§ Data excerpts
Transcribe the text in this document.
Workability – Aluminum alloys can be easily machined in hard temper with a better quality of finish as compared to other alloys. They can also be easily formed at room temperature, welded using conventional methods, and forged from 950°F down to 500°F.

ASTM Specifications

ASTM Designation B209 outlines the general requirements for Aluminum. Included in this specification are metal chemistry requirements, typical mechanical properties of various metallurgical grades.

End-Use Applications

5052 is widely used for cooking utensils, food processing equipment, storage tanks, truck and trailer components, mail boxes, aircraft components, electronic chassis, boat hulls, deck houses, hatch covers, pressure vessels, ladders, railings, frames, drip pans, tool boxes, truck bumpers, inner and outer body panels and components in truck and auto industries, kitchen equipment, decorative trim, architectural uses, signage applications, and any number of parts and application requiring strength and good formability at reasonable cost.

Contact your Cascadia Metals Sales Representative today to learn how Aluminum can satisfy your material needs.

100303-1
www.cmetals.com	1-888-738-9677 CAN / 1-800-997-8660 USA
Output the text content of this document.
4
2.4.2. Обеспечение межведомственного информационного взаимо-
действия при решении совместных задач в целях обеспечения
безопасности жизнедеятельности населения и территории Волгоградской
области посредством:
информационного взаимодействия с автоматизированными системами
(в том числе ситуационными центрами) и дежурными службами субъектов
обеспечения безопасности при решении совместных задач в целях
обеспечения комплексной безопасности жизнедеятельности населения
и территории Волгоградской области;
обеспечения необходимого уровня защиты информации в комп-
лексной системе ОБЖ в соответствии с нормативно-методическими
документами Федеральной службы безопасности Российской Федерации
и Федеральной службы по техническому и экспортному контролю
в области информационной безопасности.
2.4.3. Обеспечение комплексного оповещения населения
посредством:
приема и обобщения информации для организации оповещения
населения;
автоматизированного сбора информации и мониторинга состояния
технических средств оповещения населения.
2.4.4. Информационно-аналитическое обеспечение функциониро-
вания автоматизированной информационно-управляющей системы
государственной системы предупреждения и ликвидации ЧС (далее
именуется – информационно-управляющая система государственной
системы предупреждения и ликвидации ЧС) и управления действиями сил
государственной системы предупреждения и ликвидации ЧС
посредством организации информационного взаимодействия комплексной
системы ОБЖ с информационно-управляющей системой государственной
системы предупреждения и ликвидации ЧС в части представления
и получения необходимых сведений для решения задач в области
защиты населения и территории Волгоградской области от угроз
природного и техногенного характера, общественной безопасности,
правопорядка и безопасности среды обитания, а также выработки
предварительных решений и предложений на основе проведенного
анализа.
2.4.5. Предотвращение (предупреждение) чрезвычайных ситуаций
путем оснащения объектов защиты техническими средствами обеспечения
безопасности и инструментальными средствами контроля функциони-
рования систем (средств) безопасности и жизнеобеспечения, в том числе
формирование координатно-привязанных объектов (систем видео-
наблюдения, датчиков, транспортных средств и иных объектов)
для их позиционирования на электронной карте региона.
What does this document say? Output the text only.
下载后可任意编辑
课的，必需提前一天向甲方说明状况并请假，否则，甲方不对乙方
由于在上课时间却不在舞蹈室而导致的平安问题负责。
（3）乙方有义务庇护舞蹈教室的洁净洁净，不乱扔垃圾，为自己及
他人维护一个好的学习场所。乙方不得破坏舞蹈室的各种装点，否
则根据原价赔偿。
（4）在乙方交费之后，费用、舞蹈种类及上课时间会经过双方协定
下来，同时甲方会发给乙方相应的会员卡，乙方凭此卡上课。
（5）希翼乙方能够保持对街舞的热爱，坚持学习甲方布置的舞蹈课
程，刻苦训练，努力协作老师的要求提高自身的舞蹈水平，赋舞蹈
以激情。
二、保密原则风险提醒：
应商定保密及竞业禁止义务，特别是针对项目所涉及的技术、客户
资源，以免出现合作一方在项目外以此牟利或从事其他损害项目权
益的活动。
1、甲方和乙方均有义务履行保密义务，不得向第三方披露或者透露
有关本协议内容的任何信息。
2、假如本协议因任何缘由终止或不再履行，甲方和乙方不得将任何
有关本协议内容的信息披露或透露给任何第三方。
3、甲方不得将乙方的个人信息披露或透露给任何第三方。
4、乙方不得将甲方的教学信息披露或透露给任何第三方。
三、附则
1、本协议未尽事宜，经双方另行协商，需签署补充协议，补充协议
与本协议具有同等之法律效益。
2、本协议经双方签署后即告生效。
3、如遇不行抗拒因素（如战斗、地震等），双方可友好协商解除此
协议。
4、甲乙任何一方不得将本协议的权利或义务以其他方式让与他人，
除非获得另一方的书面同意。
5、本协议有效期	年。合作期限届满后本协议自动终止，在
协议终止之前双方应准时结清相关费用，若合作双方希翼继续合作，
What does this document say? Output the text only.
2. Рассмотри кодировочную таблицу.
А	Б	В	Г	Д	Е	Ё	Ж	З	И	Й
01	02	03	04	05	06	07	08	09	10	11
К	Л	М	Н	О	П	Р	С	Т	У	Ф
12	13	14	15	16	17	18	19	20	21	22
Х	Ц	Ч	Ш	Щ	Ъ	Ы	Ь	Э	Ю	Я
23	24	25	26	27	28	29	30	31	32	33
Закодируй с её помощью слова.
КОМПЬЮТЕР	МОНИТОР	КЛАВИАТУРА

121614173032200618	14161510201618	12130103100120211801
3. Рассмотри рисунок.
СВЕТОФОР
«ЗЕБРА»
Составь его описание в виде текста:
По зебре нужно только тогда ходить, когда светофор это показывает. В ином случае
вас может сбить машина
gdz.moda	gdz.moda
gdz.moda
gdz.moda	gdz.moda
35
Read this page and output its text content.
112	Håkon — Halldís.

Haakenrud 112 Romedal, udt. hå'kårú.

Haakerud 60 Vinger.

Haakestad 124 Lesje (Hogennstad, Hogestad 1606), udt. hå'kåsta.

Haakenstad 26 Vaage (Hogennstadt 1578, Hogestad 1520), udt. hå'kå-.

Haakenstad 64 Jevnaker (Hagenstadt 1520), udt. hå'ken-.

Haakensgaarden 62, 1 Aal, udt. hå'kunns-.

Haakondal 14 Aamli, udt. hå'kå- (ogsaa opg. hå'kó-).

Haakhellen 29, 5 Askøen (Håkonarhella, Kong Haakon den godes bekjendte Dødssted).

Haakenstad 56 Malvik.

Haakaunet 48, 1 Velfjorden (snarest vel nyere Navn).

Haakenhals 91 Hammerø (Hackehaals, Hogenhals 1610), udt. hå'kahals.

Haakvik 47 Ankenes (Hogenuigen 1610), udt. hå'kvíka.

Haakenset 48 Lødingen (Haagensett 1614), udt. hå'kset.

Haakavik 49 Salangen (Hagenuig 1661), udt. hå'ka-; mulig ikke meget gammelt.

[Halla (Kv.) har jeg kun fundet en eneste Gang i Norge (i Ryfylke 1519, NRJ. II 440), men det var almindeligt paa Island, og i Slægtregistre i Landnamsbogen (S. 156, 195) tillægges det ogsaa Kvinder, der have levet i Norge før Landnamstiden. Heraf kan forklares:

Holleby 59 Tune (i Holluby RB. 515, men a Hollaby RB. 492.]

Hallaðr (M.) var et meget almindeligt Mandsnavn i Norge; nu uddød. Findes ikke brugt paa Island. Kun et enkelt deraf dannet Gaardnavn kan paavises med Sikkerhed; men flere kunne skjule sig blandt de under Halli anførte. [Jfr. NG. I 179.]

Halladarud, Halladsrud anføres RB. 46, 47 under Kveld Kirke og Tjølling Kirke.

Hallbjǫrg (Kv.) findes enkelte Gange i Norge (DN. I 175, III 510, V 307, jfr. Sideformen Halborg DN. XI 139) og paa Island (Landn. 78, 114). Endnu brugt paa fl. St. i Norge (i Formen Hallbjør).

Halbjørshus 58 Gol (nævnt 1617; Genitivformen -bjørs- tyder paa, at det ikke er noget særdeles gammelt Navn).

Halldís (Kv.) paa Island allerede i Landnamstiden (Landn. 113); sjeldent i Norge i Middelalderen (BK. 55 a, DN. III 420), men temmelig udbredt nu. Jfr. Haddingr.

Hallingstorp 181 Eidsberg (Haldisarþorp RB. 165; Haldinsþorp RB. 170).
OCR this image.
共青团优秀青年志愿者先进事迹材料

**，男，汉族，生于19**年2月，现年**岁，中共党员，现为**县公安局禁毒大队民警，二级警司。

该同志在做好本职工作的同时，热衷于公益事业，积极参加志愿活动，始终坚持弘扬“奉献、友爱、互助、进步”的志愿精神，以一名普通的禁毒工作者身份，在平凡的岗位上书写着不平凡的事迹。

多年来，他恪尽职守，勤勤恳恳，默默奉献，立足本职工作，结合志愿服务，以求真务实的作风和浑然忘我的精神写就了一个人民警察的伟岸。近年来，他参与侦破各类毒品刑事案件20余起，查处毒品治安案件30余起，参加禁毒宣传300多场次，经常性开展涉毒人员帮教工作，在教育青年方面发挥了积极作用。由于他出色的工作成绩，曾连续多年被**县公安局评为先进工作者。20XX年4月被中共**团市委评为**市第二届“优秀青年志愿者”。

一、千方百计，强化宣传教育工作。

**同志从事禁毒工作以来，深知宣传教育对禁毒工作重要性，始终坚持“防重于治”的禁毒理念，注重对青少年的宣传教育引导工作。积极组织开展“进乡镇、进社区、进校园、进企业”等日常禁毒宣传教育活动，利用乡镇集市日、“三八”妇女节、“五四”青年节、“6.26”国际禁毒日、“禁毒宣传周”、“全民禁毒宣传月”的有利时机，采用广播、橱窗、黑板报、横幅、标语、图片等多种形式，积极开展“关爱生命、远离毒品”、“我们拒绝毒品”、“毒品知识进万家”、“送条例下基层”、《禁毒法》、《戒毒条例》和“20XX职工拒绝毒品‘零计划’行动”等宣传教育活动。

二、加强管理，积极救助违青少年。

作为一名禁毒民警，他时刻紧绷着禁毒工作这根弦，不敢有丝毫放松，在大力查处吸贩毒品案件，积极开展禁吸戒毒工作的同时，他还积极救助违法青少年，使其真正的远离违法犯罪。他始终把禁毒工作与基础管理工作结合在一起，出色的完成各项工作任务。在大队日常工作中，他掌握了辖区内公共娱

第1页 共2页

§ Stated problem
Tell how many lines of the data include the word "области", and nothing else.

§ Completed task
5